• [WRITTEN TASK A]
In the passage on parenting wards in foster care below, shorten the paragraph that begins "This Article examines the various issues" while keeping its main points.

• [QUOTED PASSAGE]

** BEGIN **

Like other parents, parenting wards have a constitutionally protected right to raise their own children. (12) Furthermore, federal law has espoused an intent to keep parenting wards with their children and provides federal funding to do so under the scheme established by the Federal Adoption and Safe Families Act. (13) State law provides the same legal protection to parenting wards as to other parents in removal proceedings. However, some advocates in New York City are concerned that the current application of abuse and neglect proceedings to teen parents in foster care in the New York City system may impermissibly interfere with their exercise of these constitutionally and statutorily protected rights. (14) They have expressed concern that ACS and some family court judges may be too quick to determine that a neglect or abuse case is warranted against these young parents, holding them to a higher standard than non parenting-ward parents. (15) These advocates believe that the "safety and wellbeing of the children of young parents is inseparable from the safety, wellbeing, and support of those young parents," and that "in New York ... the agencies responsible for them too often take a policing approach toward [parenting wards] that is adversarial and punitive, rather than supportive, educational, and preventative." (16)

This Article examines the various issues that come into play when an abuse and neglect petition is filed against a parenting ward in New York. It argues that the Child Welfare Commissioner and ACS have a heightened duty to make efforts to keep the family together when the respondent parent is a foster child. It argues that except in cases of clear imminent harm or where aggravating factors make it impossible to mitigate the risk of harm, it is unethical and improper for the state to file removal proceedings against parenting wards without first considering how further assistance from ACS could prevent the perceived necessity of such filings.

This Article argues that before initiating a removal petition New York should be required to examine the living conditions provided to the minor parent; the foster care agency's impact on any allegations made; the state's fulfillment of its responsibility to provide preventive services to avoid removal; and whether there are further steps that could be taken to prevent removal and strengthen the family unit as required under Nicholson v. Scoppetta. (17) The "reasonable efforts" preventing removal required of ACS before filing removal petitions (18) should be heightened where the potential respondent is a parenting ward and such efforts should come into play well before a removal petition becomes likely. In essence, such efforts should be standard procedure where the parenting ward so desires or where the agency believes it is necessary.

Part I of this Article examines ways in which the current system fails to adequately address the needs of minor mothers in foster care. It presents a case study of the experiences of a minor parent in New York's foster care system in order to illustrate many of the concrete problems typically encountered. Part I will look at the inherent problems of having the same entity upon which the parenting ward is dependent also be responsible for removal of that ward's children. Part I will also address the unique tension between a parenting ward's need for thorough assistance with parenting and her need for some level of familial privacy, a tension which is exacerbated by ingrained visions of childhood, motherhood, race, and class that put a parenting ward at an even greater disadvantage in removal actions. The nature of the legal relationship between the state, the parenting ward, and the parenting ward's child will also be compared to the relationship between a grandparent, a teen mother, and the child in situations where the foster care system is not implicated.

** END **

• [EXERCISE INPUTS]
** BEGIN **

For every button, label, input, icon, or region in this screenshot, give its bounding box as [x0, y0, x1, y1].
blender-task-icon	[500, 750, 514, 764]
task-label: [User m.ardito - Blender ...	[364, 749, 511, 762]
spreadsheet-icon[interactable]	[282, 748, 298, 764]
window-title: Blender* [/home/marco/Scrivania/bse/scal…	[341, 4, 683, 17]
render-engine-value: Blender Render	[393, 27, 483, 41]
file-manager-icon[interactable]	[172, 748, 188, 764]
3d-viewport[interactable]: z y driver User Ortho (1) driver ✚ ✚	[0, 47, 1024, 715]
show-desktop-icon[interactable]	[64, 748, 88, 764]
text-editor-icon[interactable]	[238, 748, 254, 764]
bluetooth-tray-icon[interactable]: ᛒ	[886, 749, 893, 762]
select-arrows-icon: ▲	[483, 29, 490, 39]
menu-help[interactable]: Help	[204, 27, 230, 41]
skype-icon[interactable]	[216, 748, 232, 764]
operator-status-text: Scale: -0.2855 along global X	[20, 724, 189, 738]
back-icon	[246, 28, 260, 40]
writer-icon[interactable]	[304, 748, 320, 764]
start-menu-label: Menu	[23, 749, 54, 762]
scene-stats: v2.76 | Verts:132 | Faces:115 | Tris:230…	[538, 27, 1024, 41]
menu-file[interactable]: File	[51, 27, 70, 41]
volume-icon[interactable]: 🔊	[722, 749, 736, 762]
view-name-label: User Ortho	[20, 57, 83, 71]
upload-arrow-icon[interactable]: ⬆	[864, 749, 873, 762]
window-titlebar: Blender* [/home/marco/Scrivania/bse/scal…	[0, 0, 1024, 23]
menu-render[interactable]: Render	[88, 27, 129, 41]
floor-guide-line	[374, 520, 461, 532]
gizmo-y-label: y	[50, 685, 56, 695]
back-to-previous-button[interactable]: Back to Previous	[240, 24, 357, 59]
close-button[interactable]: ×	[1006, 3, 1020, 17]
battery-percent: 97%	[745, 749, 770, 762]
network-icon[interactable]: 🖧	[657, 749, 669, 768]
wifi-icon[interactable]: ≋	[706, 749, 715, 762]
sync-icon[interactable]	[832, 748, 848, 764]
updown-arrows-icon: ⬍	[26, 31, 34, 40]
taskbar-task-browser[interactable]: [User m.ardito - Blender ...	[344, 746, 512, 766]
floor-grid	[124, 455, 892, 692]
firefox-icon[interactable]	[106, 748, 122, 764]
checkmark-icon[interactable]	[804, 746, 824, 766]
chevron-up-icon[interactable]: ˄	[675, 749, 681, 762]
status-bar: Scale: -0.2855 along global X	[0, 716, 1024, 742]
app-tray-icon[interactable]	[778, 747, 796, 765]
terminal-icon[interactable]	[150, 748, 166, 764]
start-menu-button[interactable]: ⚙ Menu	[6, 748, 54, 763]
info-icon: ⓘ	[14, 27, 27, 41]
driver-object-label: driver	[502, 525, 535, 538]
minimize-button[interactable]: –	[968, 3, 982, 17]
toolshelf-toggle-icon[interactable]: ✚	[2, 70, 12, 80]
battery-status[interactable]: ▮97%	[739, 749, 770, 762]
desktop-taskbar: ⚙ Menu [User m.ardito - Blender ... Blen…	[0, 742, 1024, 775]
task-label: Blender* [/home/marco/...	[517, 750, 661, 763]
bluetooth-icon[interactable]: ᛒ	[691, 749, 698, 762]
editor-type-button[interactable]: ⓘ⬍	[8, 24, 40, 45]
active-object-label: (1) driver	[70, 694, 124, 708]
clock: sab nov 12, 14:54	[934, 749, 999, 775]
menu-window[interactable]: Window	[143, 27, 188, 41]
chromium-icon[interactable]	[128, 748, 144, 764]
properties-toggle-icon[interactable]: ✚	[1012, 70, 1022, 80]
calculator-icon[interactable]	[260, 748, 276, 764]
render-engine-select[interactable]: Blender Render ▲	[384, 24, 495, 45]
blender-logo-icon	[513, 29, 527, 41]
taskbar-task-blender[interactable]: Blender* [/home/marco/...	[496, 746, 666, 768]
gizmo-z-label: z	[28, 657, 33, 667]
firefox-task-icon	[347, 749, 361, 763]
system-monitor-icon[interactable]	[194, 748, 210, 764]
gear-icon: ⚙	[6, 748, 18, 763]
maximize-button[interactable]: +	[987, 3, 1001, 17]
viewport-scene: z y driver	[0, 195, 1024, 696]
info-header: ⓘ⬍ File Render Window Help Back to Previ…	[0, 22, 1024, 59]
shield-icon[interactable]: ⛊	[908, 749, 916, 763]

** END **

• [WRITTEN TASK B]
Print the stretch of the records from their start through the line that contains "685, 56, 695]", with every line unchanged.

• [EXERCISE RESPONSE A]
The Article looks at the issues raised when an abuse and neglect petition is filed against a parenting ward in New York. It contends that the Child Welfare Commissioner and ACS have a heightened duty to try to keep the family together when the respondent parent is a foster child. Unless there is clear imminent harm or aggravating factors make the risk impossible to mitigate, it is unethical and improper for the state to bring removal proceedings against parenting wards without first considering how more help from ACS could make such filings unnecessary.

• [EXERCISE RESPONSE B]
For every button, label, input, icon, or region in this screenshot, give its bounding box as [x0, y0, x1, y1].
blender-task-icon	[500, 750, 514, 764]
task-label: [User m.ardito - Blender ...	[364, 749, 511, 762]
spreadsheet-icon[interactable]	[282, 748, 298, 764]
window-title: Blender* [/home/marco/Scrivania/bse/scal…	[341, 4, 683, 17]
render-engine-value: Blender Render	[393, 27, 483, 41]
file-manager-icon[interactable]	[172, 748, 188, 764]
3d-viewport[interactable]: z y driver User Ortho (1) driver ✚ ✚	[0, 47, 1024, 715]
show-desktop-icon[interactable]	[64, 748, 88, 764]
text-editor-icon[interactable]	[238, 748, 254, 764]
bluetooth-tray-icon[interactable]: ᛒ	[886, 749, 893, 762]
select-arrows-icon: ▲	[483, 29, 490, 39]
menu-help[interactable]: Help	[204, 27, 230, 41]
skype-icon[interactable]	[216, 748, 232, 764]
operator-status-text: Scale: -0.2855 along global X	[20, 724, 189, 738]
back-icon	[246, 28, 260, 40]
writer-icon[interactable]	[304, 748, 320, 764]
start-menu-label: Menu	[23, 749, 54, 762]
scene-stats: v2.76 | Verts:132 | Faces:115 | Tris:230…	[538, 27, 1024, 41]
menu-file[interactable]: File	[51, 27, 70, 41]
volume-icon[interactable]: 🔊	[722, 749, 736, 762]
view-name-label: User Ortho	[20, 57, 83, 71]
upload-arrow-icon[interactable]: ⬆	[864, 749, 873, 762]
window-titlebar: Blender* [/home/marco/Scrivania/bse/scal…	[0, 0, 1024, 23]
menu-render[interactable]: Render	[88, 27, 129, 41]
floor-guide-line	[374, 520, 461, 532]
gizmo-y-label: y	[50, 685, 56, 695]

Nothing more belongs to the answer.